Saved entries:
+ + + + +

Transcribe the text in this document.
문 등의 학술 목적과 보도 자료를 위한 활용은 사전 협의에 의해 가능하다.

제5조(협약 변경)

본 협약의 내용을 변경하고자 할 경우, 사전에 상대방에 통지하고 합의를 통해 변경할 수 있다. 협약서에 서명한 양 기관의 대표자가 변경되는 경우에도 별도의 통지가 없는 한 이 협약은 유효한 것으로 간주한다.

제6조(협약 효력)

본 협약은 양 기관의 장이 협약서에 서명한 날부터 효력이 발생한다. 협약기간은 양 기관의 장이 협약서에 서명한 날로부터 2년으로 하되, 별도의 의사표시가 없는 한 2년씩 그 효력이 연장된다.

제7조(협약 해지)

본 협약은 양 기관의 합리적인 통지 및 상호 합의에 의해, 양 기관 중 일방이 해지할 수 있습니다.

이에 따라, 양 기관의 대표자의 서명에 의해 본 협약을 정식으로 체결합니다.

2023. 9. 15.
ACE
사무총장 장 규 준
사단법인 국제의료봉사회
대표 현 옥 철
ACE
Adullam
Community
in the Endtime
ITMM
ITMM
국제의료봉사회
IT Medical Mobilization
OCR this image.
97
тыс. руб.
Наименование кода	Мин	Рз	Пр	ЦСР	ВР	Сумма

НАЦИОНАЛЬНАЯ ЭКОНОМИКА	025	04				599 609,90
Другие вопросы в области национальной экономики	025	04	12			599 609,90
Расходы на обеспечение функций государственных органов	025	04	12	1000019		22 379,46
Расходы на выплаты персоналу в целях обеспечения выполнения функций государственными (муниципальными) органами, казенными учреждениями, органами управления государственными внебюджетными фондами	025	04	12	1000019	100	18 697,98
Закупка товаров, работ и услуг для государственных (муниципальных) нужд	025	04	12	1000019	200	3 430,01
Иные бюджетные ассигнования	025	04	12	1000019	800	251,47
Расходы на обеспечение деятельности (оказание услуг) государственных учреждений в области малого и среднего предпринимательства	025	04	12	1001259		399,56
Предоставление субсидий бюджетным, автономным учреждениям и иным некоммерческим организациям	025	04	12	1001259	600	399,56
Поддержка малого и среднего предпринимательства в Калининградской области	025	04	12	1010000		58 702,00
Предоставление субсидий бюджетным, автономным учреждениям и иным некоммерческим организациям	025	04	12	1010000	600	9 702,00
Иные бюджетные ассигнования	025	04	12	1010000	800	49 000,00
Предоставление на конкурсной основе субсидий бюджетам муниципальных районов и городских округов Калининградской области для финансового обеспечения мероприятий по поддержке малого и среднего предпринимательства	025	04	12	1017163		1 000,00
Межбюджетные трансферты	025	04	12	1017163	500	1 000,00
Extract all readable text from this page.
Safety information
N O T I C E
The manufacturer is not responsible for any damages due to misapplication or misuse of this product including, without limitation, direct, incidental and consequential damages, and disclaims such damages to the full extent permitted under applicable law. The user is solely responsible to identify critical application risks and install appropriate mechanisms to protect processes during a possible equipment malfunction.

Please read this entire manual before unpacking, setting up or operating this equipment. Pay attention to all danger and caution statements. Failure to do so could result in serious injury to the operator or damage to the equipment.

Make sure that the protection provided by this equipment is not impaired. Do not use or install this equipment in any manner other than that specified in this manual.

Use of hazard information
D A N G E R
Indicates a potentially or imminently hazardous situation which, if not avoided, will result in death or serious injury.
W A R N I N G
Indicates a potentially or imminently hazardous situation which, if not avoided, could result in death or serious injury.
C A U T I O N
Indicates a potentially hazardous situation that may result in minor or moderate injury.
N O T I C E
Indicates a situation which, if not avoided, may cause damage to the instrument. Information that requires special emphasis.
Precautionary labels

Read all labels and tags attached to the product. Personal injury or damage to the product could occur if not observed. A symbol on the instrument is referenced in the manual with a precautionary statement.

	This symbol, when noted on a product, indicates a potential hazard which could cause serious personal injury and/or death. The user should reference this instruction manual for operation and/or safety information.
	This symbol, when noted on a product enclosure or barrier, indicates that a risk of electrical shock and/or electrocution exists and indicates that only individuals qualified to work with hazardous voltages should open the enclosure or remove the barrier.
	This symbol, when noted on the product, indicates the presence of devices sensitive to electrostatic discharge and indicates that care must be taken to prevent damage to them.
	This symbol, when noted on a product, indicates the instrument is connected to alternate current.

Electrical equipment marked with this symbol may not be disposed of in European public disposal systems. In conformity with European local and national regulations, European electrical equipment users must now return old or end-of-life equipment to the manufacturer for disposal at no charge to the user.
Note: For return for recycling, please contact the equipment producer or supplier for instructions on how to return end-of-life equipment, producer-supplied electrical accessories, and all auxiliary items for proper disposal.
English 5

+ + + + +

Copy out all of the records above with nothing altered.

EXPECTED ANSWER:
Transcribe the text in this document.
문 등의 학술 목적과 보도 자료를 위한 활용은 사전 협의에 의해 가능하다.

제5조(협약 변경)

본 협약의 내용을 변경하고자 할 경우, 사전에 상대방에 통지하고 합의를 통해 변경할 수 있다. 협약서에 서명한 양 기관의 대표자가 변경되는 경우에도 별도의 통지가 없는 한 이 협약은 유효한 것으로 간주한다.

제6조(협약 효력)

본 협약은 양 기관의 장이 협약서에 서명한 날부터 효력이 발생한다. 협약기간은 양 기관의 장이 협약서에 서명한 날로부터 2년으로 하되, 별도의 의사표시가 없는 한 2년씩 그 효력이 연장된다.

제7조(협약 해지)

본 협약은 양 기관의 합리적인 통지 및 상호 합의에 의해, 양 기관 중 일방이 해지할 수 있습니다.

이에 따라, 양 기관의 대표자의 서명에 의해 본 협약을 정식으로 체결합니다.

2023. 9. 15.
ACE
사무총장 장 규 준
사단법인 국제의료봉사회
대표 현 옥 철
ACE
Adullam
Community
in the Endtime
ITMM
ITMM
국제의료봉사회
IT Medical Mobilization
OCR this image.
97
тыс. руб.
Наименование кода	Мин	Рз	Пр	ЦСР	ВР	Сумма

НАЦИОНАЛЬНАЯ ЭКОНОМИКА	025	04				599 609,90
Другие вопросы в области национальной экономики	025	04	12			599 609,90
Расходы на обеспечение функций государственных органов	025	04	12	1000019		22 379,46
Расходы на выплаты персоналу в целях обеспечения выполнения функций государственными (муниципальными) органами, казенными учреждениями, органами управления государственными внебюджетными фондами	025	04	12	1000019	100	18 697,98
Закупка товаров, работ и услуг для государственных (муниципальных) нужд	025	04	12	1000019	200	3 430,01
Иные бюджетные ассигнования	025	04	12	1000019	800	251,47
Расходы на обеспечение деятельности (оказание услуг) государственных учреждений в области малого и среднего предпринимательства	025	04	12	1001259		399,56
Предоставление субсидий бюджетным, автономным учреждениям и иным некоммерческим организациям	025	04	12	1001259	600	399,56
Поддержка малого и среднего предпринимательства в Калининградской области	025	04	12	1010000		58 702,00
Предоставление субсидий бюджетным, автономным учреждениям и иным некоммерческим организациям	025	04	12	1010000	600	9 702,00
Иные бюджетные ассигнования	025	04	12	1010000	800	49 000,00
Предоставление на конкурсной основе субсидий бюджетам муниципальных районов и городских округов Калининградской области для финансового обеспечения мероприятий по поддержке малого и среднего предпринимательства	025	04	12	1017163		1 000,00
Межбюджетные трансферты	025	04	12	1017163	500	1 000,00
Extract all readable text from this page.
Safety information
N O T I C E
The manufacturer is not responsible for any damages due to misapplication or misuse of this product including, without limitation, direct, incidental and consequential damages, and disclaims such damages to the full extent permitted under applicable law. The user is solely responsible to identify critical application risks and install appropriate mechanisms to protect processes during a possible equipment malfunction.

Please read this entire manual before unpacking, setting up or operating this equipment. Pay attention to all danger and caution statements. Failure to do so could result in serious injury to the operator or damage to the equipment.

Make sure that the protection provided by this equipment is not impaired. Do not use or install this equipment in any manner other than that specified in this manual.

Use of hazard information
D A N G E R
Indicates a potentially or imminently hazardous situation which, if not avoided, will result in death or serious injury.
W A R N I N G
Indicates a potentially or imminently hazardous situation which, if not avoided, could result in death or serious injury.
C A U T I O N
Indicates a potentially hazardous situation that may result in minor or moderate injury.
N O T I C E
Indicates a situation which, if not avoided, may cause damage to the instrument. Information that requires special emphasis.
Precautionary labels

Read all labels and tags attached to the product. Personal injury or damage to the product could occur if not observed. A symbol on the instrument is referenced in the manual with a precautionary statement.

	This symbol, when noted on a product, indicates a potential hazard which could cause serious personal injury and/or death. The user should reference this instruction manual for operation and/or safety information.
	This symbol, when noted on a product enclosure or barrier, indicates that a risk of electrical shock and/or electrocution exists and indicates that only individuals qualified to work with hazardous voltages should open the enclosure or remove the barrier.
	This symbol, when noted on the product, indicates the presence of devices sensitive to electrostatic discharge and indicates that care must be taken to prevent damage to them.
	This symbol, when noted on a product, indicates the instrument is connected to alternate current.

Electrical equipment marked with this symbol may not be disposed of in European public disposal systems. In conformity with European local and national regulations, European electrical equipment users must now return old or end-of-life equipment to the manufacturer for disposal at no charge to the user.
Note: For return for recycling, please contact the equipment producer or supplier for instructions on how to return end-of-life equipment, producer-supplied electrical accessories, and all auxiliary items for proper disposal.
English 5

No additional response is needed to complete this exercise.